### Written instruction:
Report the number of lines in these entries that contain "заболеваниями". Write only the number.

━━━━━━━━━━━━━━━━

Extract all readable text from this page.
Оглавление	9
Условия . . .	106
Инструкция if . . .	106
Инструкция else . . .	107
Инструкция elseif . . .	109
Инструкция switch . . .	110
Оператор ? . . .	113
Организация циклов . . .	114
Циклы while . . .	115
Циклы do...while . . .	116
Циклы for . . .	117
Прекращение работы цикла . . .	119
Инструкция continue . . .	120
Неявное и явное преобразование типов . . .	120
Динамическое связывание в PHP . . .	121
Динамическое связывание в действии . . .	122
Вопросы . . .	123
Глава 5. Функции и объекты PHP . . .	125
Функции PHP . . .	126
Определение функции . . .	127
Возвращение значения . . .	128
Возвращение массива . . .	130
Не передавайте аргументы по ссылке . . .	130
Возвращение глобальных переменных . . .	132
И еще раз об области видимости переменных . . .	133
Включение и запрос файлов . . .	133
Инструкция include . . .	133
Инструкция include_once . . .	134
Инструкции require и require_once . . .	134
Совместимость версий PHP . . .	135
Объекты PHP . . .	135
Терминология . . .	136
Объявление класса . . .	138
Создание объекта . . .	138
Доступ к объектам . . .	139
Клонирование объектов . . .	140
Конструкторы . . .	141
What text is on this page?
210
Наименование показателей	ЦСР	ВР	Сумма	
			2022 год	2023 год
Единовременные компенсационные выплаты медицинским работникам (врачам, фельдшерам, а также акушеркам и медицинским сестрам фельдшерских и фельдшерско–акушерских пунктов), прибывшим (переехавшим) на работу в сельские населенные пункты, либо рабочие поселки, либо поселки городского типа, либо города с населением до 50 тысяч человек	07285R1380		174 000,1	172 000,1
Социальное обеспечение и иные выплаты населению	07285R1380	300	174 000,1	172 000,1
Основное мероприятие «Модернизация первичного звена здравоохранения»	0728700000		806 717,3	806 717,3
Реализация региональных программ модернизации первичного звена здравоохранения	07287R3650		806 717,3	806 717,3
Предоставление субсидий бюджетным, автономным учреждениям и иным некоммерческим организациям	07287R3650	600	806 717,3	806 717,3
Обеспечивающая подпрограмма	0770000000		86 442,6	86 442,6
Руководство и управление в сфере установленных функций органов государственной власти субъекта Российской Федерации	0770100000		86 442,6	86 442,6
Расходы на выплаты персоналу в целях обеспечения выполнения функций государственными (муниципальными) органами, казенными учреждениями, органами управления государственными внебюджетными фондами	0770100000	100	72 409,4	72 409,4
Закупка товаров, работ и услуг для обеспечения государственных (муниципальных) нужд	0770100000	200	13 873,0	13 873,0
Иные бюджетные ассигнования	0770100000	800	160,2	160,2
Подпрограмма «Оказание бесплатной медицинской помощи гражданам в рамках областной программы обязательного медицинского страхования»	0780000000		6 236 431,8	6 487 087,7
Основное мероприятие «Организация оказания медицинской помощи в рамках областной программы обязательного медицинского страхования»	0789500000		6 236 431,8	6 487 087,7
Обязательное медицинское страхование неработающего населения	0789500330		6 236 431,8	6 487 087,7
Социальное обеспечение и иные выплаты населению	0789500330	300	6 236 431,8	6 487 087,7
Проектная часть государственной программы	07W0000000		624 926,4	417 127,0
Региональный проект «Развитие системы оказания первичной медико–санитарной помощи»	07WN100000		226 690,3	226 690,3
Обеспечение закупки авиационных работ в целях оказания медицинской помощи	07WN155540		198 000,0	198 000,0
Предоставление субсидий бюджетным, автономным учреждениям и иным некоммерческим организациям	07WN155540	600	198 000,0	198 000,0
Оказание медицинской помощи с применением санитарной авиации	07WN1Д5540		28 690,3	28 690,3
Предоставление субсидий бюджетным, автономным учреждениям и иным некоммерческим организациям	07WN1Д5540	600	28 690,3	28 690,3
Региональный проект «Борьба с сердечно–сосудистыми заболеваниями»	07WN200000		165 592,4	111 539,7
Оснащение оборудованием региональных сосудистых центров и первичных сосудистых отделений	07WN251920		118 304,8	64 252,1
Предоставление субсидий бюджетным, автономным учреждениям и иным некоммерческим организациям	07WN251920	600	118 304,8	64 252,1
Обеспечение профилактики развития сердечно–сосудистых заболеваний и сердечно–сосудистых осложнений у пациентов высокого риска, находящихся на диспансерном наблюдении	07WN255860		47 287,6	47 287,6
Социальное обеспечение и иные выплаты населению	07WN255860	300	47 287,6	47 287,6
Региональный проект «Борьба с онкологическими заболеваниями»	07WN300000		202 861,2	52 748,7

━━━━━━━━━━━━━━━━

### Expected output:
2